▶ **Instruction**
Leave out the pictures and repeat every record exactly.

▶ **Records provided**
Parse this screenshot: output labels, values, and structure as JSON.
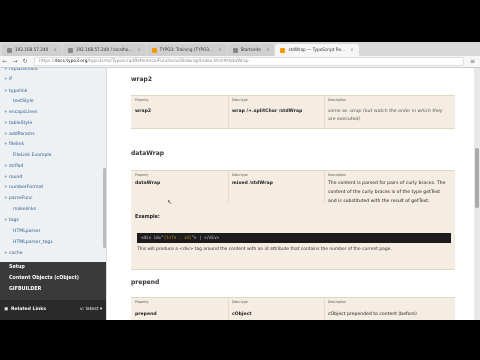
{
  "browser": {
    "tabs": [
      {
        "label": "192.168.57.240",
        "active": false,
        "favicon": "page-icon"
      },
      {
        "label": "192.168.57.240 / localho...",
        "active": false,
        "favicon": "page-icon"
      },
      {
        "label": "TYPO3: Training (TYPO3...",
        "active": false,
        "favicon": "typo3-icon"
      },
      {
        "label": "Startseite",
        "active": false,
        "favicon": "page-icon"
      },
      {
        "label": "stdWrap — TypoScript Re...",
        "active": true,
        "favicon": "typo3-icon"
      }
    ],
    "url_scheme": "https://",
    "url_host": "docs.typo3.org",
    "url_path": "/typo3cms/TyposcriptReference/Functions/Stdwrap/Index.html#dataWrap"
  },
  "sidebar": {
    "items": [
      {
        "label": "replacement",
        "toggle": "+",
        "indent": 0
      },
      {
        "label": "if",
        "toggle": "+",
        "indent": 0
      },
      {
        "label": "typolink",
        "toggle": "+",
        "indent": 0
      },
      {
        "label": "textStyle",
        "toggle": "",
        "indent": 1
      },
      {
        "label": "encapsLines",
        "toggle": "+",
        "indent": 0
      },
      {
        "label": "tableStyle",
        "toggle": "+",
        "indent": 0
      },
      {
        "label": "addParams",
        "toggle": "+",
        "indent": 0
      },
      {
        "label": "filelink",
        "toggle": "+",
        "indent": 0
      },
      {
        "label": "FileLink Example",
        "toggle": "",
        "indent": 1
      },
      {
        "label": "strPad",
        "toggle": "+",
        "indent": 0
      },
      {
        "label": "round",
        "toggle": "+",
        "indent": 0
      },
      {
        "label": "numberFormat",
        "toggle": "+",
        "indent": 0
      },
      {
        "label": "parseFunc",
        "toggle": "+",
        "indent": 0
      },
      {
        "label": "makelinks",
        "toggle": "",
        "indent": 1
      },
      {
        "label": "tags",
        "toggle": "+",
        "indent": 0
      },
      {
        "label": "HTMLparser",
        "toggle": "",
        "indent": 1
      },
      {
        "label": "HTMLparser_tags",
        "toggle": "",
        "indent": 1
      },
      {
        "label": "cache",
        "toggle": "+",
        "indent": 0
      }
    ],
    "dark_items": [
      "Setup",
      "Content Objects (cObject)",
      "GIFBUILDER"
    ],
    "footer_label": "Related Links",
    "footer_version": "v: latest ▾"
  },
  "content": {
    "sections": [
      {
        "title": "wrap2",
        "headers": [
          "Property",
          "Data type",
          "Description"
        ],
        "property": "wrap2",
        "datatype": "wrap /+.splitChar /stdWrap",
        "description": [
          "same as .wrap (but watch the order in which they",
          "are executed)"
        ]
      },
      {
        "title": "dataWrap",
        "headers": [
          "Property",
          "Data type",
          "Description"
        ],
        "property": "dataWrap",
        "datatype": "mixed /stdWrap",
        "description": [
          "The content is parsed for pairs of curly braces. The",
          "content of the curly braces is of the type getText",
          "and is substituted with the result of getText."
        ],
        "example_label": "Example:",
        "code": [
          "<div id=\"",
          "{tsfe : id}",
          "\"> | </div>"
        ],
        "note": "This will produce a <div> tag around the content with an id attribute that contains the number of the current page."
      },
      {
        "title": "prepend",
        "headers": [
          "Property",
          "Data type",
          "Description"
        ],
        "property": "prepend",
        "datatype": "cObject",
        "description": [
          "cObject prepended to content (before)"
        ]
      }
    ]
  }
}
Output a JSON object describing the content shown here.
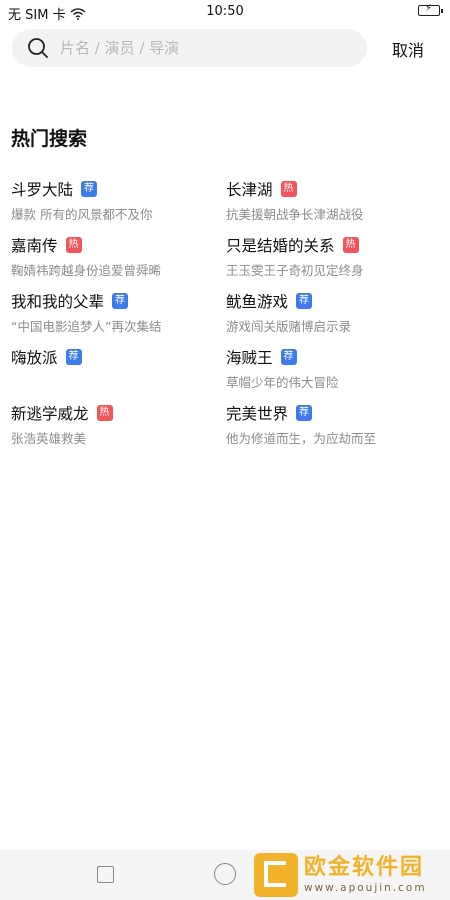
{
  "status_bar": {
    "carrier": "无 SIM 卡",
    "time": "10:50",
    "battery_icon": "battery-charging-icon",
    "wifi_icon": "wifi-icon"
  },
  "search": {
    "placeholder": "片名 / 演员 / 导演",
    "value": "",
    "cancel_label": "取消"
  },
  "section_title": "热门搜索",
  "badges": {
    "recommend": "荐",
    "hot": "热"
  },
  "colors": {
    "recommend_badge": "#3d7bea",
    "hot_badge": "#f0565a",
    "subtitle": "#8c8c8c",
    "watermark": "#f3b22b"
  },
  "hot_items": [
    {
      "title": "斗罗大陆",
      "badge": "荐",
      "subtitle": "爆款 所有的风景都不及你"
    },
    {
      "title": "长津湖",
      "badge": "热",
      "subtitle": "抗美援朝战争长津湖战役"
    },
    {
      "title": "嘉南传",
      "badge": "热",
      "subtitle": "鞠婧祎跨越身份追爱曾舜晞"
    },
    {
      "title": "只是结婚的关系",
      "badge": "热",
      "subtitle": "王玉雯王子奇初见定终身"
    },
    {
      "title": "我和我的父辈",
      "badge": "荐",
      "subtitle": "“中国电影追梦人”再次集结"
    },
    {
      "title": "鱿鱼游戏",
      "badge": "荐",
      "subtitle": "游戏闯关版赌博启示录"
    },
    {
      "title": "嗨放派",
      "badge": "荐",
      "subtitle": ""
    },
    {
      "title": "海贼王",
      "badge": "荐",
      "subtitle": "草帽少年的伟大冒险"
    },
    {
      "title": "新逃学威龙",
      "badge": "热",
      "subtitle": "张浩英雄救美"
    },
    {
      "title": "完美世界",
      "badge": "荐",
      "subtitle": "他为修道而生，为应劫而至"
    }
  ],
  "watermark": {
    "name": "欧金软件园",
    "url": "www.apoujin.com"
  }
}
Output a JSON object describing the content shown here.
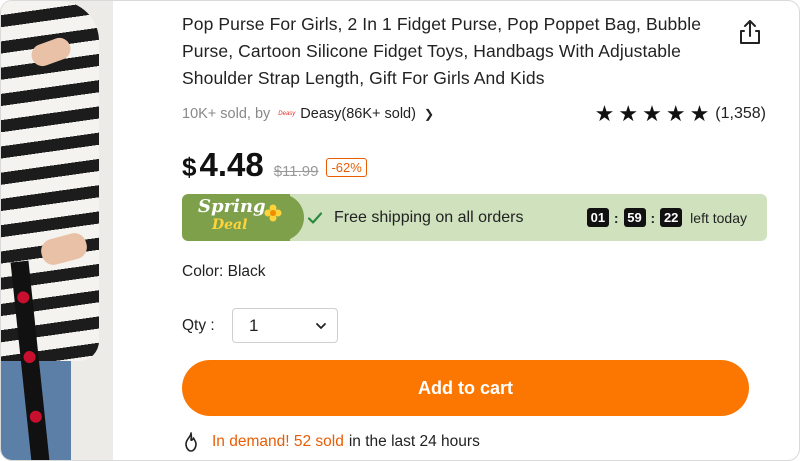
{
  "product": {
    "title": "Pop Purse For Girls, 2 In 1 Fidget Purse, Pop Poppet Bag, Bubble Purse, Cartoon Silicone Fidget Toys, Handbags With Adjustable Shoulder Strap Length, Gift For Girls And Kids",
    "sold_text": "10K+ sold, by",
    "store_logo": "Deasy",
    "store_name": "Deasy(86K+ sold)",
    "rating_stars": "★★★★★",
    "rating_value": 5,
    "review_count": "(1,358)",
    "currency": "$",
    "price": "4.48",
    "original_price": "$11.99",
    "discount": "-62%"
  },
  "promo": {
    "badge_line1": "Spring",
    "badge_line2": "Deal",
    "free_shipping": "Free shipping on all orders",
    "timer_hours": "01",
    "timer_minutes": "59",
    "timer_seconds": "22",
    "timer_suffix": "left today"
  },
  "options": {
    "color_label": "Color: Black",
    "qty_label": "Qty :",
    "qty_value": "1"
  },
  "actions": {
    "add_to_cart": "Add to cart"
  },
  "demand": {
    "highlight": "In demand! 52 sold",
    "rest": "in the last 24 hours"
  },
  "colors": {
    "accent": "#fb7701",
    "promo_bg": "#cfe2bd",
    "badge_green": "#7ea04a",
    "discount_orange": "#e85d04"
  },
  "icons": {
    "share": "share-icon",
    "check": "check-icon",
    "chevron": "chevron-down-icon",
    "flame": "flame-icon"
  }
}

▶ **Completed exercise**
Parse this screenshot: output labels, values, and structure as JSON.
{
  "browser": {
    "tabs": [
      {
        "label": "192.168.57.240",
        "active": false,
        "favicon": "page-icon"
      },
      {
        "label": "192.168.57.240 / localho...",
        "active": false,
        "favicon": "page-icon"
      },
      {
        "label": "TYPO3: Training (TYPO3...",
        "active": false,
        "favicon": "typo3-icon"
      },
      {
        "label": "Startseite",
        "active": false,
        "favicon": "page-icon"
      },
      {
        "label": "stdWrap — TypoScript Re...",
        "active": true,
        "favicon": "typo3-icon"
      }
    ],
    "url_scheme": "https://",
    "url_host": "docs.typo3.org",
    "url_path": "/typo3cms/TyposcriptReference/Functions/Stdwrap/Index.html#dataWrap"
  },
  "sidebar": {
    "items": [
      {
        "label": "replacement",
        "toggle": "+",
        "indent": 0
      },
      {
        "label": "if",
        "toggle": "+",
        "indent": 0
      },
      {
        "label": "typolink",
        "toggle": "+",
        "indent": 0
      },
      {
        "label": "textStyle",
        "toggle": "",
        "indent": 1
      },
      {
        "label": "encapsLines",
        "toggle": "+",
        "indent": 0
      },
      {
        "label": "tableStyle",
        "toggle": "+",
        "indent": 0
      },
      {
        "label": "addParams",
        "toggle": "+",
        "indent": 0
      },
      {
        "label": "filelink",
        "toggle": "+",
        "indent": 0
      },
      {
        "label": "FileLink Example",
        "toggle": "",
        "indent": 1
      },
      {
        "label": "strPad",
        "toggle": "+",
        "indent": 0
      },
      {
        "label": "round",
        "toggle": "+",
        "indent": 0
      },
      {
        "label": "numberFormat",
        "toggle": "+",
        "indent": 0
      },
      {
        "label": "parseFunc",
        "toggle": "+",
        "indent": 0
      },
      {
        "label": "makelinks",
        "toggle": "",
        "indent": 1
      },
      {
        "label": "tags",
        "toggle": "+",
        "indent": 0
      },
      {
        "label": "HTMLparser",
        "toggle": "",
        "indent": 1
      },
      {
        "label": "HTMLparser_tags",
        "toggle": "",
        "indent": 1
      },
      {
        "label": "cache",
        "toggle": "+",
        "indent": 0
      }
    ],
    "dark_items": [
      "Setup",
      "Content Objects (cObject)",
      "GIFBUILDER"
    ],
    "footer_label": "Related Links",
    "footer_version": "v: latest ▾"
  },
  "content": {
    "sections": [
      {
        "title": "wrap2",
        "headers": [
          "Property",
          "Data type",
          "Description"
        ],
        "property": "wrap2",
        "datatype": "wrap /+.splitChar /stdWrap",
        "description": [
          "same as .wrap (but watch the order in which they",
          "are executed)"
        ]
      },
      {
        "title": "dataWrap",
        "headers": [
          "Property",
          "Data type",
          "Description"
        ],
        "property": "dataWrap",
        "datatype": "mixed /stdWrap",
        "description": [
          "The content is parsed for pairs of curly braces. The",
          "content of the curly braces is of the type getText",
          "and is substituted with the result of getText."
        ],
        "example_label": "Example:",
        "code": [
          "<div id=\"",
          "{tsfe : id}",
          "\"> | </div>"
        ],
        "note": "This will produce a <div> tag around the content with an id attribute that contains the number of the current page."
      },
      {
        "title": "prepend",
        "headers": [
          "Property",
          "Data type",
          "Description"
        ],
        "property": "prepend",
        "datatype": "cObject",
        "description": [
          "cObject prepended to content (before)"
        ]
      }
    ]
  }
}
Output a JSON object describing the content shown here.
{
  "status_bar": {
    "carrier": "无 SIM 卡",
    "time": "10:50",
    "battery_icon": "battery-charging-icon",
    "wifi_icon": "wifi-icon"
  },
  "search": {
    "placeholder": "片名 / 演员 / 导演",
    "value": "",
    "cancel_label": "取消"
  },
  "section_title": "热门搜索",
  "badges": {
    "recommend": "荐",
    "hot": "热"
  },
  "colors": {
    "recommend_badge": "#3d7bea",
    "hot_badge": "#f0565a",
    "subtitle": "#8c8c8c",
    "watermark": "#f3b22b"
  },
  "hot_items": [
    {
      "title": "斗罗大陆",
      "badge": "荐",
      "subtitle": "爆款 所有的风景都不及你"
    },
    {
      "title": "长津湖",
      "badge": "热",
      "subtitle": "抗美援朝战争长津湖战役"
    },
    {
      "title": "嘉南传",
      "badge": "热",
      "subtitle": "鞠婧祎跨越身份追爱曾舜晞"
    },
    {
      "title": "只是结婚的关系",
      "badge": "热",
      "subtitle": "王玉雯王子奇初见定终身"
    },
    {
      "title": "我和我的父辈",
      "badge": "荐",
      "subtitle": "“中国电影追梦人”再次集结"
    },
    {
      "title": "鱿鱼游戏",
      "badge": "荐",
      "subtitle": "游戏闯关版赌博启示录"
    },
    {
      "title": "嗨放派",
      "badge": "荐",
      "subtitle": ""
    },
    {
      "title": "海贼王",
      "badge": "荐",
      "subtitle": "草帽少年的伟大冒险"
    },
    {
      "title": "新逃学威龙",
      "badge": "热",
      "subtitle": "张浩英雄救美"
    },
    {
      "title": "完美世界",
      "badge": "荐",
      "subtitle": "他为修道而生，为应劫而至"
    }
  ],
  "watermark": {
    "name": "欧金软件园",
    "url": "www.apoujin.com"
  }
}
Output a JSON object describing the content shown here.
{
  "product": {
    "title": "Pop Purse For Girls, 2 In 1 Fidget Purse, Pop Poppet Bag, Bubble Purse, Cartoon Silicone Fidget Toys, Handbags With Adjustable Shoulder Strap Length, Gift For Girls And Kids",
    "sold_text": "10K+ sold, by",
    "store_logo": "Deasy",
    "store_name": "Deasy(86K+ sold)",
    "rating_stars": "★★★★★",
    "rating_value": 5,
    "review_count": "(1,358)",
    "currency": "$",
    "price": "4.48",
    "original_price": "$11.99",
    "discount": "-62%"
  },
  "promo": {
    "badge_line1": "Spring",
    "badge_line2": "Deal",
    "free_shipping": "Free shipping on all orders",
    "timer_hours": "01",
    "timer_minutes": "59",
    "timer_seconds": "22",
    "timer_suffix": "left today"
  },
  "options": {
    "color_label": "Color: Black",
    "qty_label": "Qty :",
    "qty_value": "1"
  },
  "actions": {
    "add_to_cart": "Add to cart"
  },
  "demand": {
    "highlight": "In demand! 52 sold",
    "rest": "in the last 24 hours"
  },
  "colors": {
    "accent": "#fb7701",
    "promo_bg": "#cfe2bd",
    "badge_green": "#7ea04a",
    "discount_orange": "#e85d04"
  },
  "icons": {
    "share": "share-icon",
    "check": "check-icon",
    "chevron": "chevron-down-icon",
    "flame": "flame-icon"
  }
}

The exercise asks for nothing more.